| Description of the task |
Search the material below for the word "Cohort". Copy every line that has it.

| Available records |
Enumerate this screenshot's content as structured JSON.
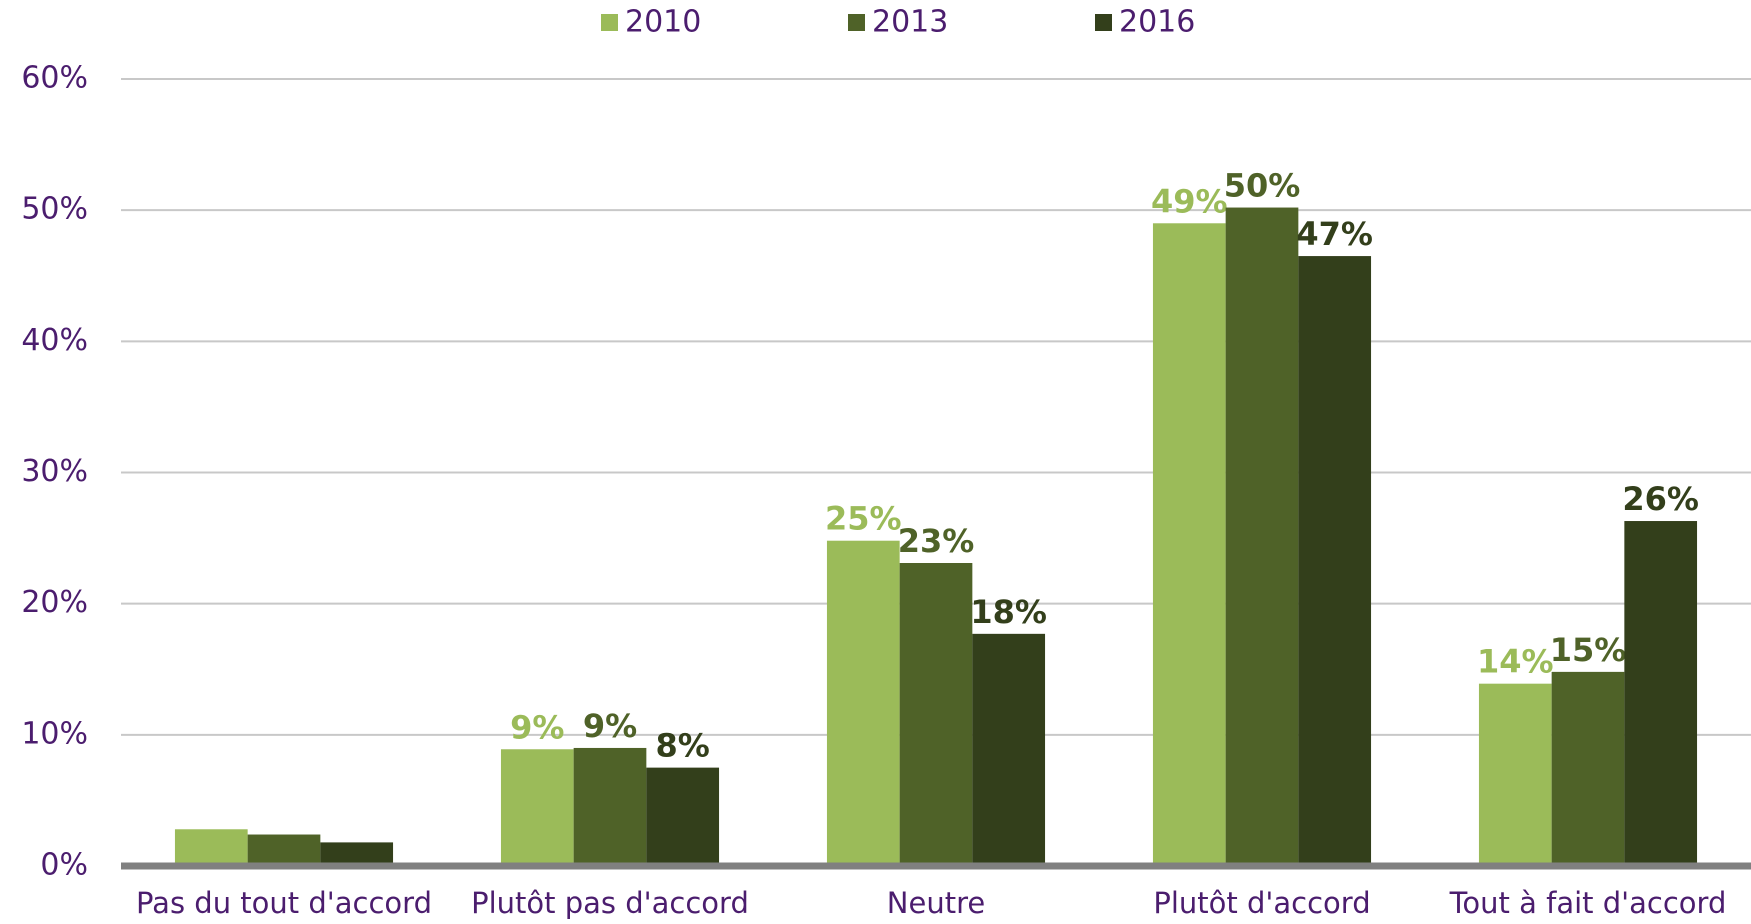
{
  "chart_data": {
    "type": "bar",
    "categories": [
      "Pas du tout d'accord",
      "Plutôt pas d'accord",
      "Neutre",
      "Plutôt d'accord",
      "Tout à fait d'accord"
    ],
    "series": [
      {
        "name": "2010",
        "color": "#9bbb59",
        "values": [
          2.8,
          8.9,
          24.8,
          49.0,
          13.9
        ],
        "value_labels": [
          null,
          "9%",
          "25%",
          "49%",
          "14%"
        ]
      },
      {
        "name": "2013",
        "color": "#4f6228",
        "values": [
          2.4,
          9.0,
          23.1,
          50.2,
          14.8
        ],
        "value_labels": [
          null,
          "9%",
          "23%",
          "50%",
          "15%"
        ]
      },
      {
        "name": "2016",
        "color": "#333f1b",
        "values": [
          1.8,
          7.5,
          17.7,
          46.5,
          26.3
        ],
        "value_labels": [
          null,
          "8%",
          "18%",
          "47%",
          "26%"
        ]
      }
    ],
    "ylim": [
      0,
      60
    ],
    "yticks": [
      {
        "value": 0,
        "label": "0%"
      },
      {
        "value": 10,
        "label": "10%"
      },
      {
        "value": 20,
        "label": "20%"
      },
      {
        "value": 30,
        "label": "30%"
      },
      {
        "value": 40,
        "label": "40%"
      },
      {
        "value": 50,
        "label": "50%"
      },
      {
        "value": 60,
        "label": "60%"
      }
    ],
    "grid": true,
    "legend": "top"
  }
}
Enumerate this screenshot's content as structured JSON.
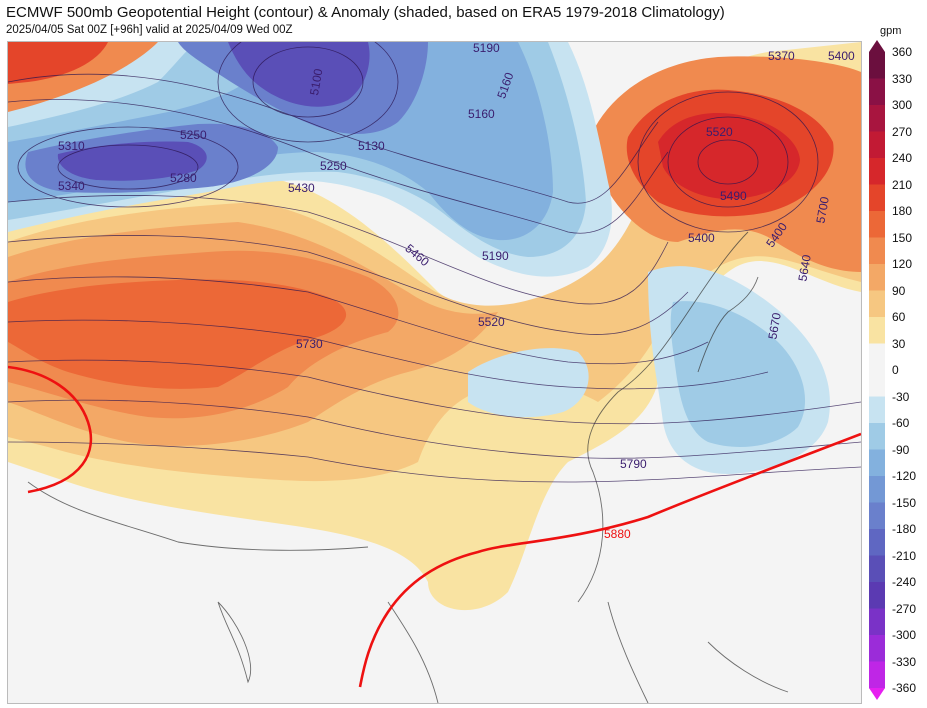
{
  "title": "ECMWF 500mb Geopotential Height (contour) & Anomaly (shaded, based on ERA5 1979-2018 Climatology)",
  "subtitle": "2025/04/05 Sat 00Z [+96h] valid at 2025/04/09 Wed 00Z",
  "colorbar": {
    "unit": "gpm",
    "ticks": [
      "360",
      "330",
      "300",
      "270",
      "240",
      "210",
      "180",
      "150",
      "120",
      "90",
      "60",
      "30",
      "0",
      "-30",
      "-60",
      "-90",
      "-120",
      "-150",
      "-180",
      "-210",
      "-240",
      "-270",
      "-300",
      "-330",
      "-360"
    ],
    "colors": [
      "#6b0f3e",
      "#8a1145",
      "#a8153f",
      "#c21a34",
      "#d6272b",
      "#e4452a",
      "#ec6837",
      "#f08a4f",
      "#f3a866",
      "#f6c781",
      "#f9e3a2",
      "#f4f4f4",
      "#f4f4f4",
      "#c7e3f1",
      "#9fcbe6",
      "#83b1de",
      "#7398d5",
      "#6a80cc",
      "#5f67c2",
      "#5a4fb7",
      "#5b3ab2",
      "#7a32c7",
      "#9b2cd9",
      "#bf26e6",
      "#e61ff0"
    ]
  },
  "contour_labels": [
    {
      "text": "5370",
      "color": "#3a1d6e"
    },
    {
      "text": "5400",
      "color": "#3a1d6e"
    },
    {
      "text": "5190",
      "color": "#3a1d6e"
    },
    {
      "text": "5160",
      "color": "#3a1d6e"
    },
    {
      "text": "5100",
      "color": "#3a1d6e"
    },
    {
      "text": "5310",
      "color": "#3a1d6e"
    },
    {
      "text": "5340",
      "color": "#3a1d6e"
    },
    {
      "text": "5250",
      "color": "#3a1d6e"
    },
    {
      "text": "5280",
      "color": "#3a1d6e"
    },
    {
      "text": "5130",
      "color": "#3a1d6e"
    },
    {
      "text": "5250",
      "color": "#3a1d6e"
    },
    {
      "text": "5430",
      "color": "#3a1d6e"
    },
    {
      "text": "5160",
      "color": "#3a1d6e"
    },
    {
      "text": "5190",
      "color": "#3a1d6e"
    },
    {
      "text": "5460",
      "color": "#3a1d6e"
    },
    {
      "text": "5520",
      "color": "#3a1d6e"
    },
    {
      "text": "5520",
      "color": "#3a1d6e"
    },
    {
      "text": "5490",
      "color": "#3a1d6e"
    },
    {
      "text": "5400",
      "color": "#3a1d6e"
    },
    {
      "text": "5400",
      "color": "#3a1d6e"
    },
    {
      "text": "5700",
      "color": "#3a1d6e"
    },
    {
      "text": "5640",
      "color": "#3a1d6e"
    },
    {
      "text": "5670",
      "color": "#3a1d6e"
    },
    {
      "text": "5730",
      "color": "#3a1d6e"
    },
    {
      "text": "5790",
      "color": "#3a1d6e"
    },
    {
      "text": "5880",
      "color": "#e11111"
    }
  ]
}
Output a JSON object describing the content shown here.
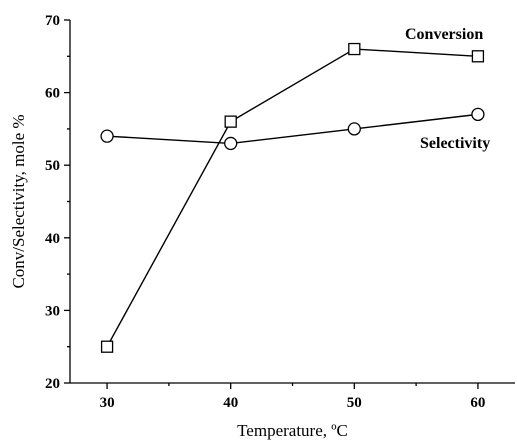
{
  "chart_data": {
    "type": "line",
    "x": [
      30,
      40,
      50,
      60
    ],
    "xlabel": "Temperature, ºC",
    "ylabel": "Conv/Selectivity, mole %",
    "xlim": [
      27,
      63
    ],
    "ylim": [
      20,
      70
    ],
    "xticks": [
      30,
      40,
      50,
      60
    ],
    "yticks": [
      20,
      30,
      40,
      50,
      60,
      70
    ],
    "grid": false,
    "series": [
      {
        "name": "Conversion",
        "marker": "square",
        "values": [
          25,
          56,
          66,
          65
        ]
      },
      {
        "name": "Selectivity",
        "marker": "circle",
        "values": [
          54,
          53,
          55,
          57
        ]
      }
    ]
  }
}
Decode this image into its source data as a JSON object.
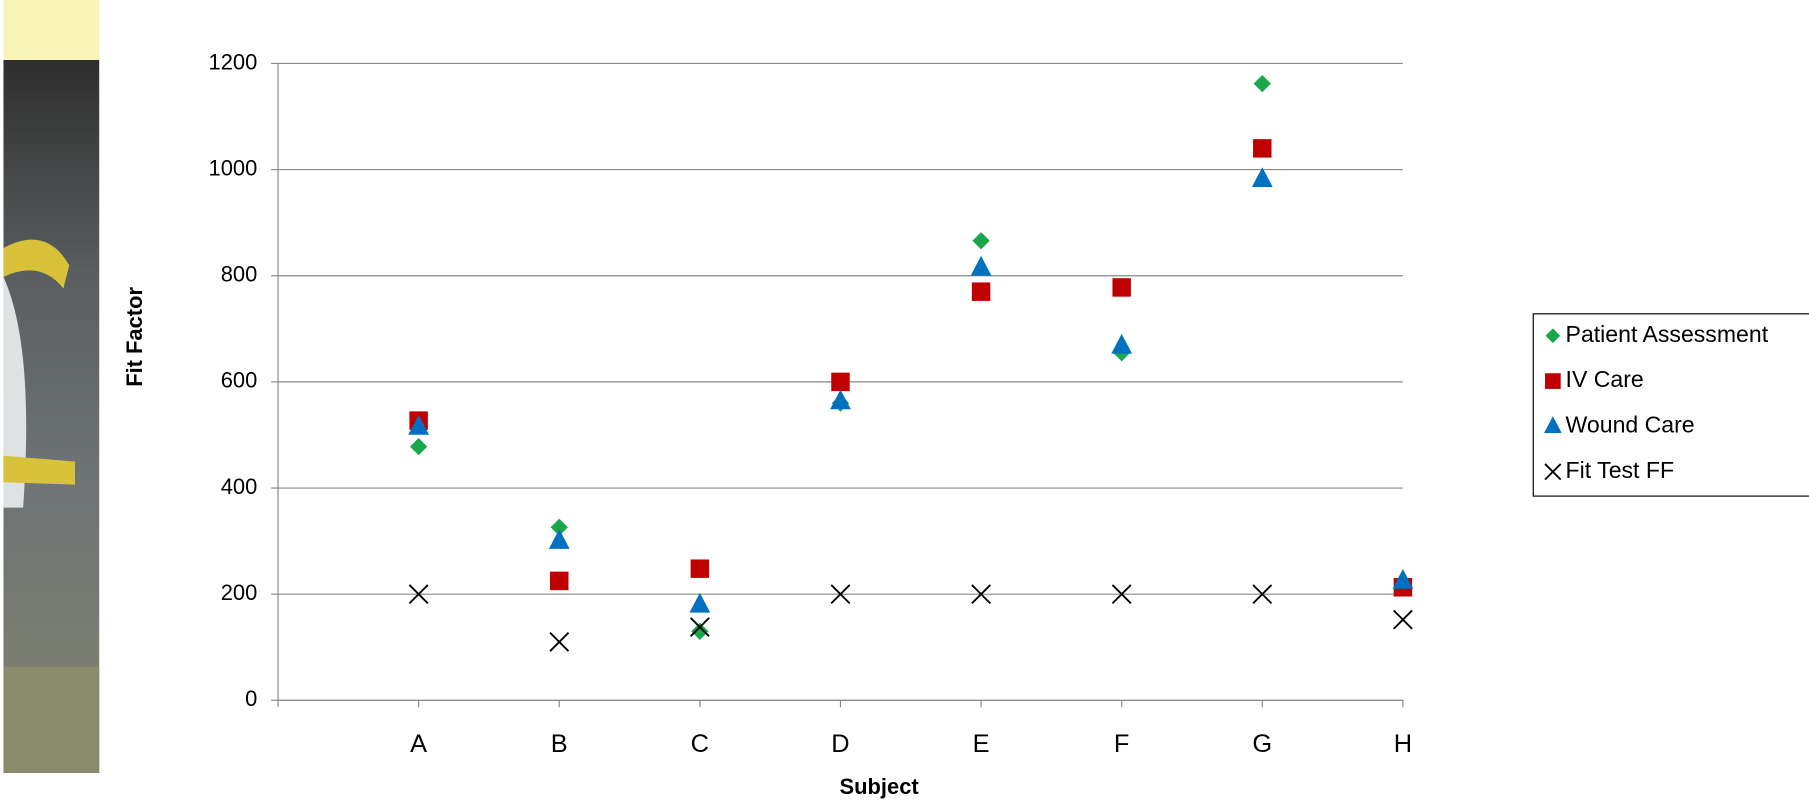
{
  "chart_data": {
    "type": "scatter",
    "x_label": "Subject",
    "y_label": "Fit Factor",
    "categories": [
      "A",
      "B",
      "C",
      "D",
      "E",
      "F",
      "G",
      "H"
    ],
    "series": [
      {
        "name": "Patient Assessment",
        "color": "#1aa64b",
        "marker": "diamond",
        "values": [
          478,
          326,
          130,
          560,
          866,
          655,
          1162,
          215
        ]
      },
      {
        "name": "IV Care",
        "color": "#c00000",
        "marker": "square",
        "values": [
          527,
          225,
          248,
          600,
          770,
          778,
          1040,
          213
        ]
      },
      {
        "name": "Wound Care",
        "color": "#0070c0",
        "marker": "triangle",
        "values": [
          515,
          300,
          180,
          563,
          815,
          668,
          982,
          225
        ]
      },
      {
        "name": "Fit Test FF",
        "color": "#000000",
        "marker": "cross",
        "values": [
          200,
          110,
          138,
          200,
          200,
          200,
          200,
          152
        ]
      }
    ],
    "ylim": [
      0,
      1200
    ],
    "yticks": [
      0,
      200,
      400,
      600,
      800,
      1000,
      1200
    ],
    "grid": true,
    "legend": "right"
  }
}
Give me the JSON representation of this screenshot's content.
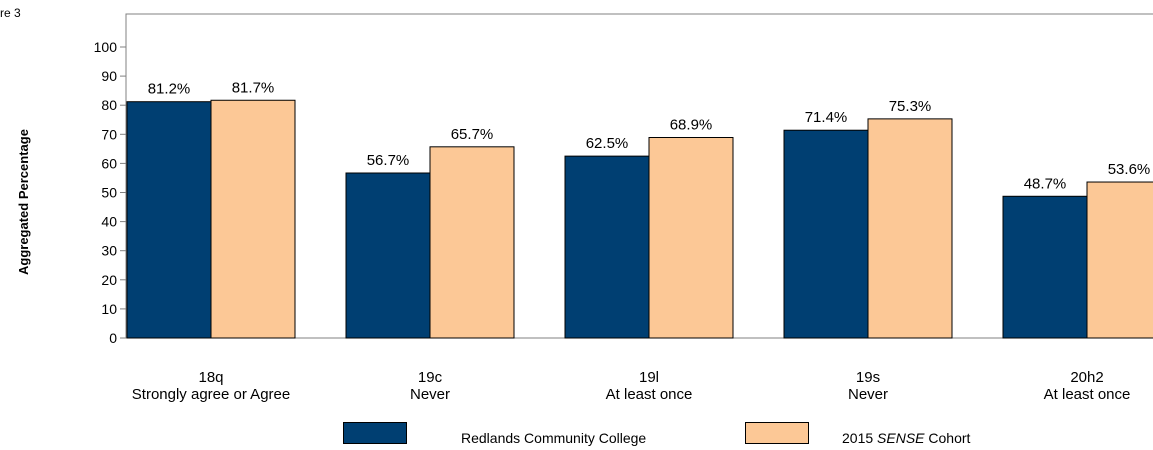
{
  "figure_label": "re 3",
  "chart_data": {
    "type": "bar",
    "ylabel": "Aggregated Percentage",
    "ylim": [
      0,
      100
    ],
    "yticks": [
      0,
      10,
      20,
      30,
      40,
      50,
      60,
      70,
      80,
      90,
      100
    ],
    "categories": [
      [
        "18q",
        "Strongly agree or Agree"
      ],
      [
        "19c",
        "Never"
      ],
      [
        "19l",
        "At least once"
      ],
      [
        "19s",
        "Never"
      ],
      [
        "20h2",
        "At least once"
      ]
    ],
    "series": [
      {
        "name": "Redlands Community College",
        "color": "#003f72",
        "values": [
          81.2,
          56.7,
          62.5,
          71.4,
          48.7
        ],
        "labels": [
          "81.2%",
          "56.7%",
          "62.5%",
          "71.4%",
          "48.7%"
        ]
      },
      {
        "name": "2015 SENSE Cohort",
        "color": "#fcc896",
        "values": [
          81.7,
          65.7,
          68.9,
          75.3,
          53.6
        ],
        "labels": [
          "81.7%",
          "65.7%",
          "68.9%",
          "75.3%",
          "53.6%"
        ]
      }
    ],
    "legend_position": "bottom",
    "grid": false
  },
  "legend": {
    "items": [
      {
        "prefix": "Redlands Community College",
        "emph": "",
        "suffix": ""
      },
      {
        "prefix": "2015 ",
        "emph": "SENSE",
        "suffix": " Cohort"
      }
    ]
  }
}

| Exercise response |
        "name": "2015 SENSE Cohort",
        "suffix": " Cohort"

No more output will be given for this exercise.